What is needed: Look through the material and copy each line holding "temperature".

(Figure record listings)
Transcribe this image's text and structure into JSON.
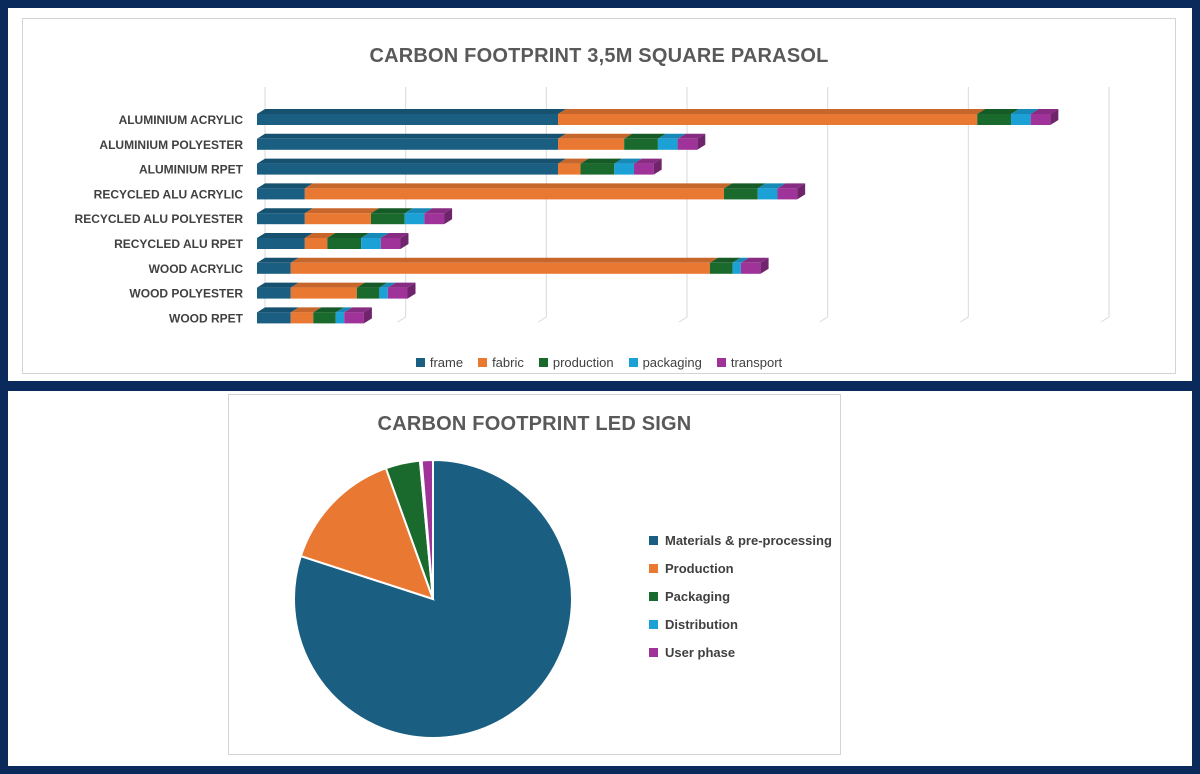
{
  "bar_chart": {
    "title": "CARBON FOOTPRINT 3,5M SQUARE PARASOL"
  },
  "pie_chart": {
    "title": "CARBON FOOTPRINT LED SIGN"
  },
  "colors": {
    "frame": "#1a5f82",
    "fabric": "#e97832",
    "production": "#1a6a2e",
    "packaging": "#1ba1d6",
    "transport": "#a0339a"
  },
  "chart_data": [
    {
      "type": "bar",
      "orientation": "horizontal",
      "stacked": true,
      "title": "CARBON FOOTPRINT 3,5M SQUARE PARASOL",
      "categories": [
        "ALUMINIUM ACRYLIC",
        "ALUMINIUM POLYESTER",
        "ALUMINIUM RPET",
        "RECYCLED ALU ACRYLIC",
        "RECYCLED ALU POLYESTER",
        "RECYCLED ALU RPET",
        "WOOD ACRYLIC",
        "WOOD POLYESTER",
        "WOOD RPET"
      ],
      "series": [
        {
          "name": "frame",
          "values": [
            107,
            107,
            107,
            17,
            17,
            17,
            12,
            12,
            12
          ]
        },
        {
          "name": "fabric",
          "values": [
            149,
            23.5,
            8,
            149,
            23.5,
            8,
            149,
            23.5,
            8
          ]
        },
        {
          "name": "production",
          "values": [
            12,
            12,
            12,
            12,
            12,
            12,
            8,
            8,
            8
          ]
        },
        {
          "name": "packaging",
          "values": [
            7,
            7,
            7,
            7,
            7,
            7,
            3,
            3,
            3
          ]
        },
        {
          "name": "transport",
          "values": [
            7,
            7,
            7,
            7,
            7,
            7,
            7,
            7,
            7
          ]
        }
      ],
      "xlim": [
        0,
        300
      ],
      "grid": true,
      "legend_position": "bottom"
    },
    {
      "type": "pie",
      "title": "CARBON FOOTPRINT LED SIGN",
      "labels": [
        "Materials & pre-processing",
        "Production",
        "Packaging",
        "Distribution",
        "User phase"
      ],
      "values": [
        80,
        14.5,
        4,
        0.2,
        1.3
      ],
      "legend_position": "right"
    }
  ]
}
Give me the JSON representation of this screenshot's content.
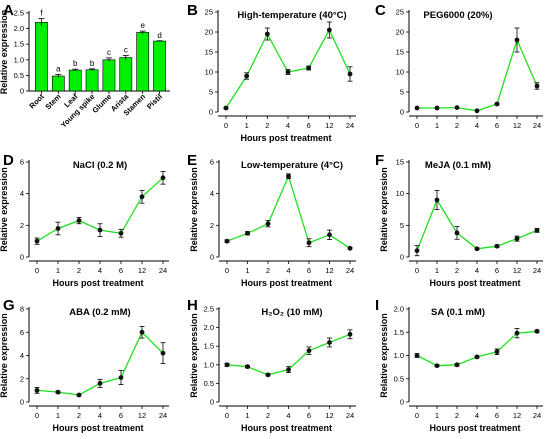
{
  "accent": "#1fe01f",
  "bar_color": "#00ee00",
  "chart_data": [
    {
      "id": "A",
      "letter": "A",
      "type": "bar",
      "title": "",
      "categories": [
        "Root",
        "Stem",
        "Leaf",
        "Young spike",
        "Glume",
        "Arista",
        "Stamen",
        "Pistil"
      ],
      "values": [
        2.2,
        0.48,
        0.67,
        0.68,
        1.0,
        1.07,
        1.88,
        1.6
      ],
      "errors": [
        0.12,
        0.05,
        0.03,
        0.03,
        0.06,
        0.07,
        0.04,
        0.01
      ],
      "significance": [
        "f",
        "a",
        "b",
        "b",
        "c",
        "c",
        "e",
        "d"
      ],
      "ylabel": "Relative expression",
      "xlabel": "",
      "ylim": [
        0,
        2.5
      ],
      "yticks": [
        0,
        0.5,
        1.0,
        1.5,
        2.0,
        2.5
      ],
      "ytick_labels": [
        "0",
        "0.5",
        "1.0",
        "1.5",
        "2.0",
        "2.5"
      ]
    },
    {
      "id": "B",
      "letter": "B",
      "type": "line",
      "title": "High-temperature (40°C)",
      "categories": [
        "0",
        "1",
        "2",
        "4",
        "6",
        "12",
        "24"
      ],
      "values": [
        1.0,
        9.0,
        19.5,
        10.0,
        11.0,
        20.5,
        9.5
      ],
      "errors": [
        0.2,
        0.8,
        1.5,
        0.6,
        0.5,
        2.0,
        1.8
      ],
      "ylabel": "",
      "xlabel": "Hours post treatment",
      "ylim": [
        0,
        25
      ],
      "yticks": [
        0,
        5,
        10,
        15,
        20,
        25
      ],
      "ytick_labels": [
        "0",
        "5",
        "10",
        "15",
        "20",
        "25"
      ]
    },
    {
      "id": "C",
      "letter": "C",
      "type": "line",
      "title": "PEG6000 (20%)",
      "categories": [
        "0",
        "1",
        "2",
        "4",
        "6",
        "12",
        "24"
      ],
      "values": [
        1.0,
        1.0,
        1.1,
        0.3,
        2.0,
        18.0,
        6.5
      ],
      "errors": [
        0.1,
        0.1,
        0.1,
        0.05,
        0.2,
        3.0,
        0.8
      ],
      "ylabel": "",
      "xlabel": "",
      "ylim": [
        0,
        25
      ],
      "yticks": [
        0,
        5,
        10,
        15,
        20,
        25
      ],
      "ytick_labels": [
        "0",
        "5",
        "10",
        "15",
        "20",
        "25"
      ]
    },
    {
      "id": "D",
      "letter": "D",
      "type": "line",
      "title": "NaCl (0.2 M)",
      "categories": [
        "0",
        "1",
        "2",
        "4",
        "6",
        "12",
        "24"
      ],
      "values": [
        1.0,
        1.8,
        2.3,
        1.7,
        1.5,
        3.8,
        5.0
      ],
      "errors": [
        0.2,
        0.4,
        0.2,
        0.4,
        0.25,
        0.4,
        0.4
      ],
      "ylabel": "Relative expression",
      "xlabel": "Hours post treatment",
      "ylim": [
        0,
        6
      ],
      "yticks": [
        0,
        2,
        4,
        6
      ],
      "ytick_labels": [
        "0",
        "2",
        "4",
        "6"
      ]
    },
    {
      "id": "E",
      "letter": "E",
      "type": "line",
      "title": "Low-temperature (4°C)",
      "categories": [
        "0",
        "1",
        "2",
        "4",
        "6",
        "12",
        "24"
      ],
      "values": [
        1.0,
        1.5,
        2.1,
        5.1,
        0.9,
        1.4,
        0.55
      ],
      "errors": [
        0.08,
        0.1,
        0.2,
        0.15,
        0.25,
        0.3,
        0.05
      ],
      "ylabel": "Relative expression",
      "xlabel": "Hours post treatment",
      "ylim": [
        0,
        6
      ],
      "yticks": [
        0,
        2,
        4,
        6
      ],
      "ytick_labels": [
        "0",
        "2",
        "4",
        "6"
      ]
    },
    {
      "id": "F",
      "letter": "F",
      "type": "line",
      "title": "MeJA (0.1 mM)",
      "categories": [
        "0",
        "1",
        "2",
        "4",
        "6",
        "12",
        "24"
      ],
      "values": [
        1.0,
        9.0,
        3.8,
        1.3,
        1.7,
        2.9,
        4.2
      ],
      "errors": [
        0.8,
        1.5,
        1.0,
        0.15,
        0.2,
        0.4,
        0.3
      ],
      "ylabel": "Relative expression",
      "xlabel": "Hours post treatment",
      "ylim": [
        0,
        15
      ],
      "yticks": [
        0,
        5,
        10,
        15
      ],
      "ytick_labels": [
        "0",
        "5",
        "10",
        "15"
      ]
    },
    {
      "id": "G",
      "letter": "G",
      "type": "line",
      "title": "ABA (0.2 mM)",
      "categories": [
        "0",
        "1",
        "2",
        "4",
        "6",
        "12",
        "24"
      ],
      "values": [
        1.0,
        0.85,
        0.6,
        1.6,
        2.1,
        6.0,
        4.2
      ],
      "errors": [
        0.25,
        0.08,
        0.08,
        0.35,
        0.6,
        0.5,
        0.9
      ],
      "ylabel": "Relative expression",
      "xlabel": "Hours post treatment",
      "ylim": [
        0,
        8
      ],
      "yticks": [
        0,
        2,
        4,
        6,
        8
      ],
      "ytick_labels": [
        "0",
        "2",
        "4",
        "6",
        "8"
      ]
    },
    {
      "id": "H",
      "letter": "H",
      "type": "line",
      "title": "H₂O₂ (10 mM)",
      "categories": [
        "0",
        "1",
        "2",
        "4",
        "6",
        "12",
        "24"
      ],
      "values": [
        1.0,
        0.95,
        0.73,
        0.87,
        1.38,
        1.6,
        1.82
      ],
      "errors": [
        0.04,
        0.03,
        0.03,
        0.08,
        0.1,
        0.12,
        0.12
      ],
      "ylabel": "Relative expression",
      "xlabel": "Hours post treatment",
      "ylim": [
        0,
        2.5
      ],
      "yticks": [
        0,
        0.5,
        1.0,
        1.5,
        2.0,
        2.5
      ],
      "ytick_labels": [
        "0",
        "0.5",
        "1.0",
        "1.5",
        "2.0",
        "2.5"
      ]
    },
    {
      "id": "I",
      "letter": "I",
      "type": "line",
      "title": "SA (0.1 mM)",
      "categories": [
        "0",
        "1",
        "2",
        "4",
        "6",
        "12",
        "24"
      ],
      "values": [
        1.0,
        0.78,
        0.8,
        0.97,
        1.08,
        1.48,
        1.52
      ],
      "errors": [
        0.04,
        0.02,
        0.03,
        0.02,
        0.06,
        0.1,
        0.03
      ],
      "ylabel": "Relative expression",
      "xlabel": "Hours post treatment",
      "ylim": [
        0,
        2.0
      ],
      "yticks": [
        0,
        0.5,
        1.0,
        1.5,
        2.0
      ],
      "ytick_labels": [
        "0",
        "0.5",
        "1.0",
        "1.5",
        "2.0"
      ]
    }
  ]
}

Result below:
      "title": "High-temperature (40°C)",
      "title": "Low-temperature (4°C)",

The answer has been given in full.